* start Records shown *
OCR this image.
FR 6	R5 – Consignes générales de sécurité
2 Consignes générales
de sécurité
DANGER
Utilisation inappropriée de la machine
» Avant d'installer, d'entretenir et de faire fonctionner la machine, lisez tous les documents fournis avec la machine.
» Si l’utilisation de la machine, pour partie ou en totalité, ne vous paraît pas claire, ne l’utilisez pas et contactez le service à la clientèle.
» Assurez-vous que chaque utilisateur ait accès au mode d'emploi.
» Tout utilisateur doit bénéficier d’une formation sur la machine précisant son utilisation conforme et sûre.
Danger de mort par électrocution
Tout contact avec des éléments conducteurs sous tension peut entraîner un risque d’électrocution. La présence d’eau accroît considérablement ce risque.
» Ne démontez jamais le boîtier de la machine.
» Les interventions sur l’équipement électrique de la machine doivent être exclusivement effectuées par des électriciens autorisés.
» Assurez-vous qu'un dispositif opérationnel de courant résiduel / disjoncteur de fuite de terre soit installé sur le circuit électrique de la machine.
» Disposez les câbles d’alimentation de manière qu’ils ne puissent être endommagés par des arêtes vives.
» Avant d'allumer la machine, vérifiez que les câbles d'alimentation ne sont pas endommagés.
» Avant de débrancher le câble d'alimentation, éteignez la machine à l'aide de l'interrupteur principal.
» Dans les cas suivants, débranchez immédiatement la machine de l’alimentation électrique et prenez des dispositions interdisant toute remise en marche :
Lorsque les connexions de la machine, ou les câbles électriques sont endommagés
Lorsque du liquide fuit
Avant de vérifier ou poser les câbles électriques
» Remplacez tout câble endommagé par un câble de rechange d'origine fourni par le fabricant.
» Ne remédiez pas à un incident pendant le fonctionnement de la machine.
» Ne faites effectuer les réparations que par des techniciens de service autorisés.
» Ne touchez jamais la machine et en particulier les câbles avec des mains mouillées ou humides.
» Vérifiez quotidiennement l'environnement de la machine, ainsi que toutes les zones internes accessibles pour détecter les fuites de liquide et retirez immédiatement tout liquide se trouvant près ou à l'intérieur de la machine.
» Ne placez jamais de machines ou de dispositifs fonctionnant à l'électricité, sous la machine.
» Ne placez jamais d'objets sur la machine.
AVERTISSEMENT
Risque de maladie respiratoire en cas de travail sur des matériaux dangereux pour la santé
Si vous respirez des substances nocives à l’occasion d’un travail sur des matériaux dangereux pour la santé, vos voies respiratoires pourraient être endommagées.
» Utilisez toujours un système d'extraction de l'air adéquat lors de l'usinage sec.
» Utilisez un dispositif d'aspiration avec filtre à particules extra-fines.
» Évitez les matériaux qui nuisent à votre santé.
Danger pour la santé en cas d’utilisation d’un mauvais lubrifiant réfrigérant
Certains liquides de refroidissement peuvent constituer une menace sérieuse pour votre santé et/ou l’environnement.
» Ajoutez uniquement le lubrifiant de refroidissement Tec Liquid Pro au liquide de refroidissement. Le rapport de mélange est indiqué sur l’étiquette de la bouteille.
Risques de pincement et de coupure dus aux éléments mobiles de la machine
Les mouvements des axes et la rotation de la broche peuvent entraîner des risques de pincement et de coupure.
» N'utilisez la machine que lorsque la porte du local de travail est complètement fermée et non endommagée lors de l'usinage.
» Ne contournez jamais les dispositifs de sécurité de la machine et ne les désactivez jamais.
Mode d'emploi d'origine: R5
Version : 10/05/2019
* end Records shown *
▶ **Instruction**
Select every line in the records above that contains the word "matériaux".

▶ **Reply to the exercise**
Risque de maladie respiratoire en cas de travail sur des matériaux dangereux pour la santé
Si vous respirez des substances nocives à l’occasion d’un travail sur des matériaux dangereux pour la santé, vos voies respiratoires pourraient être endommagées.
» Évitez les matériaux qui nuisent à votre santé.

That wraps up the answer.